TASK REQUIREMENTS >>
Write the records below out in full, character for character, with no pictures.

-- START DATASET EXCERPTS --

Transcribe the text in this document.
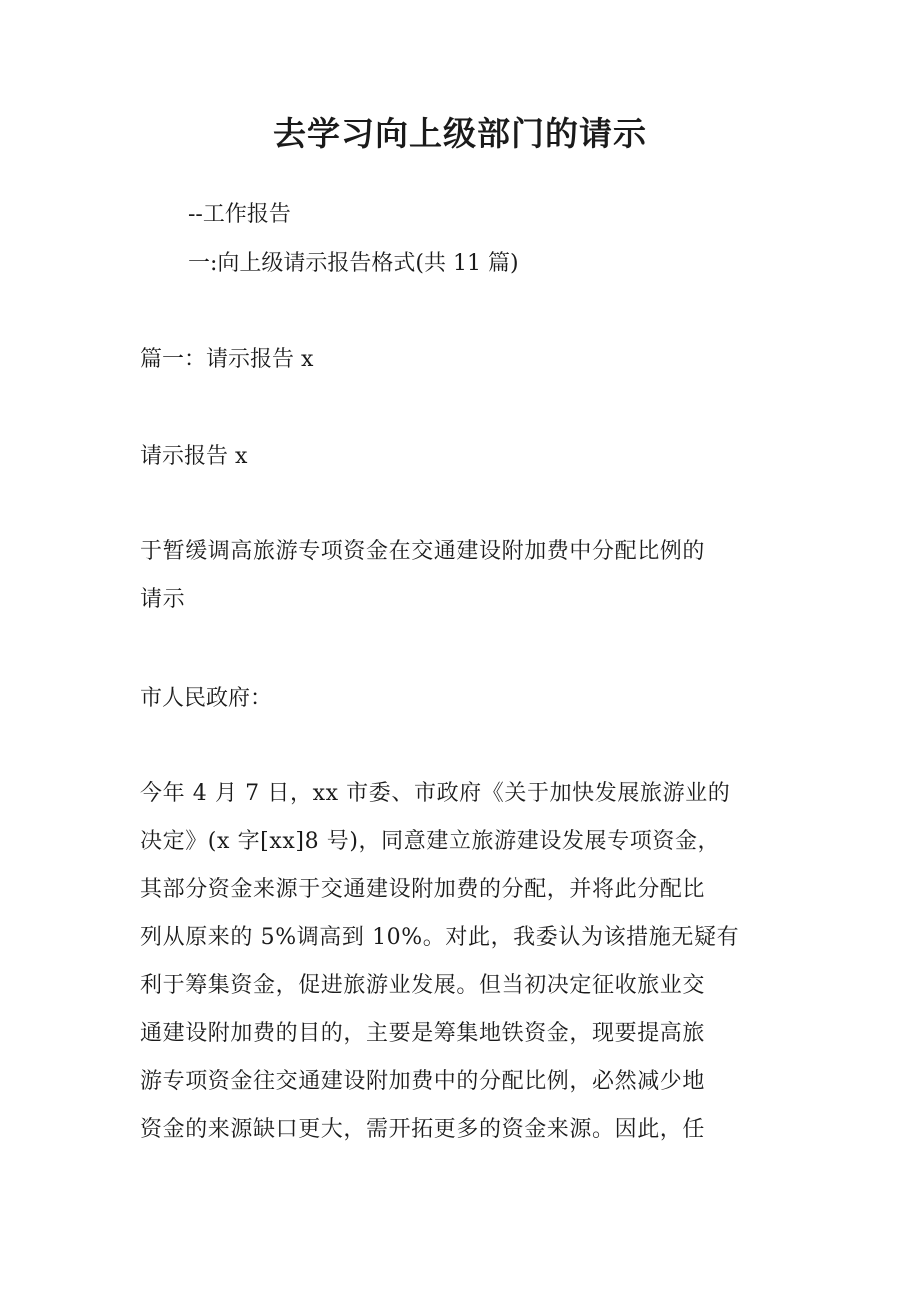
去学习向上级部门的请示

--工作报告

一:向上级请示报告格式(共 11 篇)

篇一：请示报告 x

请示报告 x

于暂缓调高旅游专项资金在交通建设附加费中分配比例的
请示

市人民政府：

今年 4 月 7 日，xx 市委、市政府《关于加快发展旅游业的
决定》(x 字[xx]8 号)，同意建立旅游建设发展专项资金，
其部分资金来源于交通建设附加费的分配，并将此分配比
列从原来的 5%调高到 10%。对此，我委认为该措施无疑有
利于筹集资金，促进旅游业发展。但当初决定征收旅业交
通建设附加费的目的，主要是筹集地铁资金，现要提高旅
游专项资金往交通建设附加费中的分配比例，必然减少地
资金的来源缺口更大，需开拓更多的资金来源。因此，任
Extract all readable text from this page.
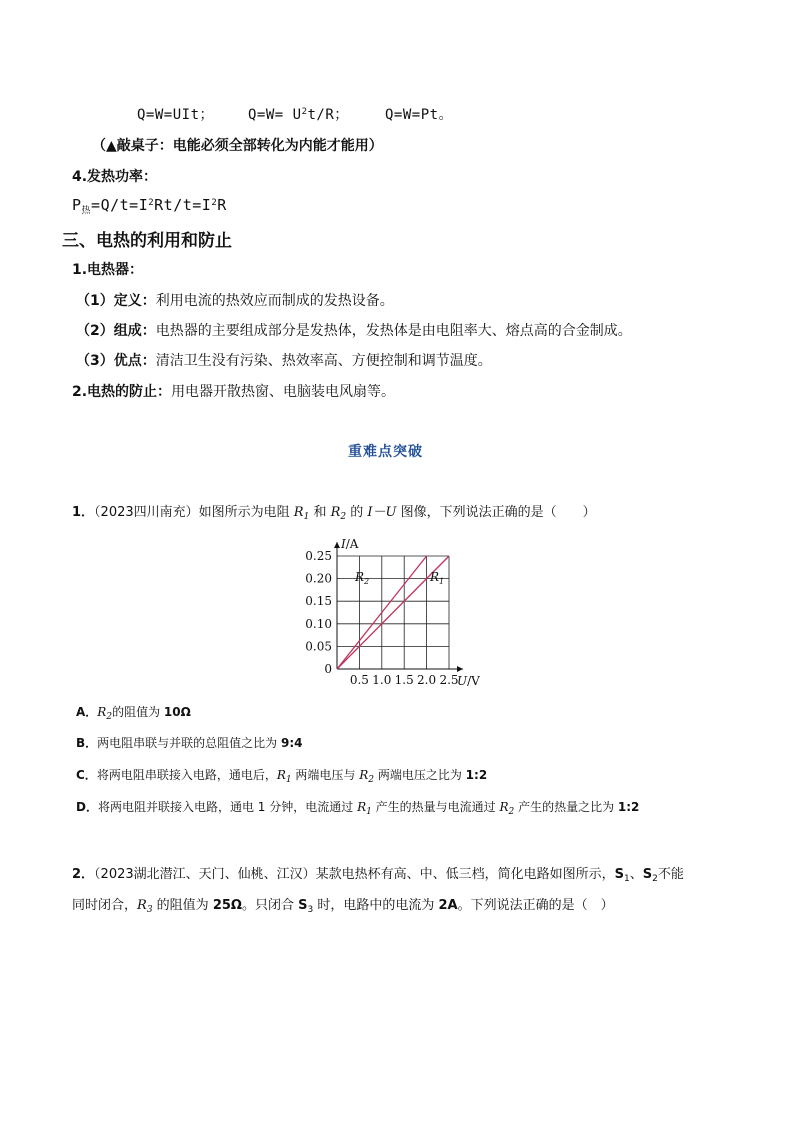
Q=W=UIt； $Q=W= U^2t/R$；	Q=W=Pt。
（▲敲桌子：电能必须全部转化为内能才能用）
4.发热功率：
$P_热=Q/t=I^2Rt/t=I^2R$
三、电热的利用和防止
1.电热器：
（1）定义：利用电流的热效应而制成的发热设备。
（2）组成：电热器的主要组成部分是发热体，发热体是由电阻率大、熔点高的合金制成。
（3）优点：清洁卫生没有污染、热效率高、方便控制和调节温度。
2.电热的防止：用电器开散热窗、电脑装电风扇等。
重难点突破
1．（2023四川南充）如图所示为电阻 $R_1$ 和 $R_2$ 的 I－U 图像，下列说法正确的是（　　）
$R_2$	$R_1$
0.5 1.0 1.5 2.0 2.5
0.05
0.10
0.15
0.20
0.25
0
U/V
I/A
A．$R_2$的阻值为 10Ω
B．两电阻串联与并联的总阻值之比为 9:4
C．将两电阻串联接入电路，通电后，$R_1$ 两端电压与 $R_2$ 两端电压之比为 1:2
D．将两电阻并联接入电路，通电 1 分钟，电流通过 $R_1$ 产生的热量与电流通过 $R_2$ 产生的热量之比为 1:2
2．（2023湖北潜江、天门、仙桃、江汉）某款电热杯有高、中、低三档，简化电路如图所示，$S_1$、$S_2$不能
同时闭合，$R_3$ 的阻值为 25Ω。只闭合 $S_3$ 时，电路中的电流为 2A。下列说法正确的是（　）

-- END DATASET EXCERPTS --

CORRECT OUTPUT >>
Transcribe the text in this document.
去学习向上级部门的请示

--工作报告

一:向上级请示报告格式(共 11 篇)

篇一：请示报告 x

请示报告 x

于暂缓调高旅游专项资金在交通建设附加费中分配比例的
请示

市人民政府：

今年 4 月 7 日，xx 市委、市政府《关于加快发展旅游业的
决定》(x 字[xx]8 号)，同意建立旅游建设发展专项资金，
其部分资金来源于交通建设附加费的分配，并将此分配比
列从原来的 5%调高到 10%。对此，我委认为该措施无疑有
利于筹集资金，促进旅游业发展。但当初决定征收旅业交
通建设附加费的目的，主要是筹集地铁资金，现要提高旅
游专项资金往交通建设附加费中的分配比例，必然减少地
资金的来源缺口更大，需开拓更多的资金来源。因此，任
Extract all readable text from this page.
Q=W=UIt； $Q=W= U^2t/R$；	Q=W=Pt。
（▲敲桌子：电能必须全部转化为内能才能用）
4.发热功率：
$P_热=Q/t=I^2Rt/t=I^2R$
三、电热的利用和防止
1.电热器：
（1）定义：利用电流的热效应而制成的发热设备。
（2）组成：电热器的主要组成部分是发热体，发热体是由电阻率大、熔点高的合金制成。
（3）优点：清洁卫生没有污染、热效率高、方便控制和调节温度。
2.电热的防止：用电器开散热窗、电脑装电风扇等。
重难点突破
1．（2023四川南充）如图所示为电阻 $R_1$ 和 $R_2$ 的 I－U 图像，下列说法正确的是（　　）
$R_2$	$R_1$
0.5 1.0 1.5 2.0 2.5
0.05
0.10
0.15
0.20
0.25
0
U/V
I/A
A．$R_2$的阻值为 10Ω
B．两电阻串联与并联的总阻值之比为 9:4
C．将两电阻串联接入电路，通电后，$R_1$ 两端电压与 $R_2$ 两端电压之比为 1:2
D．将两电阻并联接入电路，通电 1 分钟，电流通过 $R_1$ 产生的热量与电流通过 $R_2$ 产生的热量之比为 1:2
2．（2023湖北潜江、天门、仙桃、江汉）某款电热杯有高、中、低三档，简化电路如图所示，$S_1$、$S_2$不能
同时闭合，$R_3$ 的阻值为 25Ω。只闭合 $S_3$ 时，电路中的电流为 2A。下列说法正确的是（　）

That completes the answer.